## Start Records to use
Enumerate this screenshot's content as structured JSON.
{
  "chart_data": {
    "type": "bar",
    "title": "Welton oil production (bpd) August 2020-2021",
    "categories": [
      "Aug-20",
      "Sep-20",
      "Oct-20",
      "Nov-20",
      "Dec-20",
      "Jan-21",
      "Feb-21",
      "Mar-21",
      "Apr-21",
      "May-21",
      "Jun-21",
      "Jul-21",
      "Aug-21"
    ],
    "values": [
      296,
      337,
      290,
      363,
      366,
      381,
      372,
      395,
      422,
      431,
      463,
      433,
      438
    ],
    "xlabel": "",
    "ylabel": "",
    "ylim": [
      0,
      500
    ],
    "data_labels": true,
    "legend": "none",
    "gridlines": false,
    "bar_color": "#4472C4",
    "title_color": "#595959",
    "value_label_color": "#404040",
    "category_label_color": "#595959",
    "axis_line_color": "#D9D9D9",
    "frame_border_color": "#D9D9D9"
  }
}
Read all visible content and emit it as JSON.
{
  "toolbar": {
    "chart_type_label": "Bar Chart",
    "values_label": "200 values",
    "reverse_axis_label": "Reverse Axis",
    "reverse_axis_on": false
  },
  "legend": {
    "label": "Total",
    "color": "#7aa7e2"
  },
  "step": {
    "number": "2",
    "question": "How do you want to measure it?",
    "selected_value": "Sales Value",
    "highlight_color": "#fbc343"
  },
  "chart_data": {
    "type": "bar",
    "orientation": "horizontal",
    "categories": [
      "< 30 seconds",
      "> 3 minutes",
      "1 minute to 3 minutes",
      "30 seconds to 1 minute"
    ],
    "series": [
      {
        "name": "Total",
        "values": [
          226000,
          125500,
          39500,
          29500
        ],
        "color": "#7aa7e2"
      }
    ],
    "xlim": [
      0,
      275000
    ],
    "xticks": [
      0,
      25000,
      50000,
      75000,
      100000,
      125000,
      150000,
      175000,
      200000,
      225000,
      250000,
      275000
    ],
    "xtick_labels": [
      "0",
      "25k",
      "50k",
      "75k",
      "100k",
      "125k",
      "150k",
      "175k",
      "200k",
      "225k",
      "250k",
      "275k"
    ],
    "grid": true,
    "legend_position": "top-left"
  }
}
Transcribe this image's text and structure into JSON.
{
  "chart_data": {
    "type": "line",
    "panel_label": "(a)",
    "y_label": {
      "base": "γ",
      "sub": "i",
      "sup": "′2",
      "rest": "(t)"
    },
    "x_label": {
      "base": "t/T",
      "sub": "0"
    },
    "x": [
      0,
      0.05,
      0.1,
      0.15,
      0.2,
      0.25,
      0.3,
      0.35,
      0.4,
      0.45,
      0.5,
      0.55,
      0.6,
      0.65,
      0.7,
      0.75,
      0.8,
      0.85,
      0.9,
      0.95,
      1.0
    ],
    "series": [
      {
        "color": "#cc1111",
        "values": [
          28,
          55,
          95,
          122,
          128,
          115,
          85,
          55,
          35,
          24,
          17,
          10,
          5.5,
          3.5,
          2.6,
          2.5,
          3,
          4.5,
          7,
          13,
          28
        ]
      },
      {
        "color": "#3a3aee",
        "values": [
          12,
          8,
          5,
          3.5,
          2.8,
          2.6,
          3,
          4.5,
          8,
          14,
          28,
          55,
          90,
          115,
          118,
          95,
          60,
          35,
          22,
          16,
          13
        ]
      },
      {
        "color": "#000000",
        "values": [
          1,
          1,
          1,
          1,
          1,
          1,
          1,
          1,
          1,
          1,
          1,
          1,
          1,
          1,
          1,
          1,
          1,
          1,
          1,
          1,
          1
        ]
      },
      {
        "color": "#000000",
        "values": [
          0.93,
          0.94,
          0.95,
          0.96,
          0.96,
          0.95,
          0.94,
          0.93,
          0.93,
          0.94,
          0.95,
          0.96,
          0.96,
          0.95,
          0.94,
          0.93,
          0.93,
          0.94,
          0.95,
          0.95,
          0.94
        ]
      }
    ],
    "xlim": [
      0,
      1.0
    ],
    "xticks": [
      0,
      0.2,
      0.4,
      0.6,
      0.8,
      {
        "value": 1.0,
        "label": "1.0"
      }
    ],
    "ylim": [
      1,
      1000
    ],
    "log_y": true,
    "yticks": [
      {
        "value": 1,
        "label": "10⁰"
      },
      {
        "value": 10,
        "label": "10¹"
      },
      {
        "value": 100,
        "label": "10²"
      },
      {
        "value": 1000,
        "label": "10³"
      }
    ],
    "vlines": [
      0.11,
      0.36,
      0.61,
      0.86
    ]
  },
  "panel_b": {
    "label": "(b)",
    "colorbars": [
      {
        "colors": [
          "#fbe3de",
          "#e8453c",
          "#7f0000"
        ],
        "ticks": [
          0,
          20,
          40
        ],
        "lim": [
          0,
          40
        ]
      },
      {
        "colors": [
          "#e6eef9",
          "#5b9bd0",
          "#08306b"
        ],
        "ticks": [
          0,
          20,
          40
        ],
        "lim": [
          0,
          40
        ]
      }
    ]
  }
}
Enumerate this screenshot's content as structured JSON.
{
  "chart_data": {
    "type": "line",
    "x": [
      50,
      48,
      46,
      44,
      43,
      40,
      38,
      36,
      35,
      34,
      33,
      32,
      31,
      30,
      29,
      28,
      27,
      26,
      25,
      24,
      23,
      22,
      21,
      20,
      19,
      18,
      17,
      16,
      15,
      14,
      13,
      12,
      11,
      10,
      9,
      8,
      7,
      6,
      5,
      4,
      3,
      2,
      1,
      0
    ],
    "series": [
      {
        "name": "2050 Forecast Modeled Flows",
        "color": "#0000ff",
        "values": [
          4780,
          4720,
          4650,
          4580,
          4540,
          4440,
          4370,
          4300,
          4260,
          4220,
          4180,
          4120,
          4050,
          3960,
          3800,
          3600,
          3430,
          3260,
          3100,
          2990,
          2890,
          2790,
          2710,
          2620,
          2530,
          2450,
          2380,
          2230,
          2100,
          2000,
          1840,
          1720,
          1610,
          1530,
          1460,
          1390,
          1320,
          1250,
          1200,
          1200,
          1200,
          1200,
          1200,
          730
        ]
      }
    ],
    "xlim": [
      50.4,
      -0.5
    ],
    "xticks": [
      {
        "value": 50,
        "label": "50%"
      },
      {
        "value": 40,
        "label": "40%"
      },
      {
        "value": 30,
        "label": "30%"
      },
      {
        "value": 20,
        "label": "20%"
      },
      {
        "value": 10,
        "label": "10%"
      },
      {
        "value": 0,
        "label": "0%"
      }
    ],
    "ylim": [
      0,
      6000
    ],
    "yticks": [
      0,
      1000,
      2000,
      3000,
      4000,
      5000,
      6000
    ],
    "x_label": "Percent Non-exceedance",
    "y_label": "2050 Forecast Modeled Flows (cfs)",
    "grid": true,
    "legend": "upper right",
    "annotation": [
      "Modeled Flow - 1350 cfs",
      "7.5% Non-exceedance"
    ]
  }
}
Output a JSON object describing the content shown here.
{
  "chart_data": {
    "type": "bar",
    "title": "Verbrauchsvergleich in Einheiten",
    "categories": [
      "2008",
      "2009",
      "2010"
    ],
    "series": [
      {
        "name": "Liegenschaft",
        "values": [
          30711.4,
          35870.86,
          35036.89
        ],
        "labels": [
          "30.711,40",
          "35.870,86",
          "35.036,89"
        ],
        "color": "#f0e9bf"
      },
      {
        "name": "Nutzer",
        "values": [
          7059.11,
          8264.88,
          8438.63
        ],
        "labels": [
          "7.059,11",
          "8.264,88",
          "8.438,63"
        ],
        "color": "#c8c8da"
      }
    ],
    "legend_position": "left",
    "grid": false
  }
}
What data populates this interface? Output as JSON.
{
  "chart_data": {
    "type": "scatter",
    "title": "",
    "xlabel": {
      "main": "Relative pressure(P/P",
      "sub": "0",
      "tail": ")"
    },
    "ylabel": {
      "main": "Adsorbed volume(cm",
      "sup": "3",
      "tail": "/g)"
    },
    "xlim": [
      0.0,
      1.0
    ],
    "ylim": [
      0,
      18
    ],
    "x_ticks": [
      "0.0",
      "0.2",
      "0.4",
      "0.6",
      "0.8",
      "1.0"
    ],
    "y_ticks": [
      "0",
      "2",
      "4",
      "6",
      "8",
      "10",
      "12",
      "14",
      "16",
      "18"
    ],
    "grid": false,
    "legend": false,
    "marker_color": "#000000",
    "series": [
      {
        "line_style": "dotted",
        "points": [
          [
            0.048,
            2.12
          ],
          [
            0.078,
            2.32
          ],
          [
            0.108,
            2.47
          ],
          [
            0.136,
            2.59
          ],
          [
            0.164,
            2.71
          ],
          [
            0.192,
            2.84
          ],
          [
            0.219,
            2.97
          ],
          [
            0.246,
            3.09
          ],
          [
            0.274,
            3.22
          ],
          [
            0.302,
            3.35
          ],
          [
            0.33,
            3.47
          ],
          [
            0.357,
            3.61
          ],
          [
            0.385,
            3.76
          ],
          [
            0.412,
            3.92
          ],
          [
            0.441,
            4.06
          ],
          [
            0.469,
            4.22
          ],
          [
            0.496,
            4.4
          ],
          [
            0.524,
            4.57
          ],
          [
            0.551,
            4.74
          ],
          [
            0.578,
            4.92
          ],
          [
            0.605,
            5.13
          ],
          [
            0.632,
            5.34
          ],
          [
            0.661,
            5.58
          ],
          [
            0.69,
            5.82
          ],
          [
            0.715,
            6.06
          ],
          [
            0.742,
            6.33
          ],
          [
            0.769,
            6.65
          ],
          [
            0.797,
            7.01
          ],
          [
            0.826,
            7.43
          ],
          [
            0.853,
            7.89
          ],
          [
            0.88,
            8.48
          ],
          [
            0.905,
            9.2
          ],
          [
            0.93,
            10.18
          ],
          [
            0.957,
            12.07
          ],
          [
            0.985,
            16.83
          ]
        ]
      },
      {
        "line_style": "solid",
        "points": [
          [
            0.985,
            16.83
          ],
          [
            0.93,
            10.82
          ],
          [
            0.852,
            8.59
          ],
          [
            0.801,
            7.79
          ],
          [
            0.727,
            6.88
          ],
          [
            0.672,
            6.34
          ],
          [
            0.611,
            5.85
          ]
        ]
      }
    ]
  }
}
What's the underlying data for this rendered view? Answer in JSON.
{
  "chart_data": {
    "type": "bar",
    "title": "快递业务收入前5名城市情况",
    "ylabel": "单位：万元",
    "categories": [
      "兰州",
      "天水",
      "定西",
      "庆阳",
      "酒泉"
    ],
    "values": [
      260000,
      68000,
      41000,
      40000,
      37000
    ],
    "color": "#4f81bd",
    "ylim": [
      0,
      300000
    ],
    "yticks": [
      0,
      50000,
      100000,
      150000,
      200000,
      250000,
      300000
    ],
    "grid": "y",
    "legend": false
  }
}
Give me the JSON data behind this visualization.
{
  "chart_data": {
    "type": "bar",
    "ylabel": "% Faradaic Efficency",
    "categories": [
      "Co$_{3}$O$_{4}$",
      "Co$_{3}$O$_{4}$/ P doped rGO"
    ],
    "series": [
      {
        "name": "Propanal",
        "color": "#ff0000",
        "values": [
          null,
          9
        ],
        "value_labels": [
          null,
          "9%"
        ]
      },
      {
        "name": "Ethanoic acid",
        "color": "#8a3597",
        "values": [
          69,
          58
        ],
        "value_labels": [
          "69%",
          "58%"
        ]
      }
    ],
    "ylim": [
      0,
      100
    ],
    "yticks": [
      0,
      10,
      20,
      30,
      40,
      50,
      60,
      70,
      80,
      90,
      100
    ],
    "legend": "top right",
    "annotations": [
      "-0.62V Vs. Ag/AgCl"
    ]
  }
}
## End Records to use
• _Request_
Copy down every line of the material above that includes the string "name".

• _Exercise response_
        "name": "Total",
        "name": "2050 Forecast Modeled Flows",
        "name": "Liegenschaft",
        "name": "Nutzer",
        "name": "Propanal",
        "name": "Ethanoic acid",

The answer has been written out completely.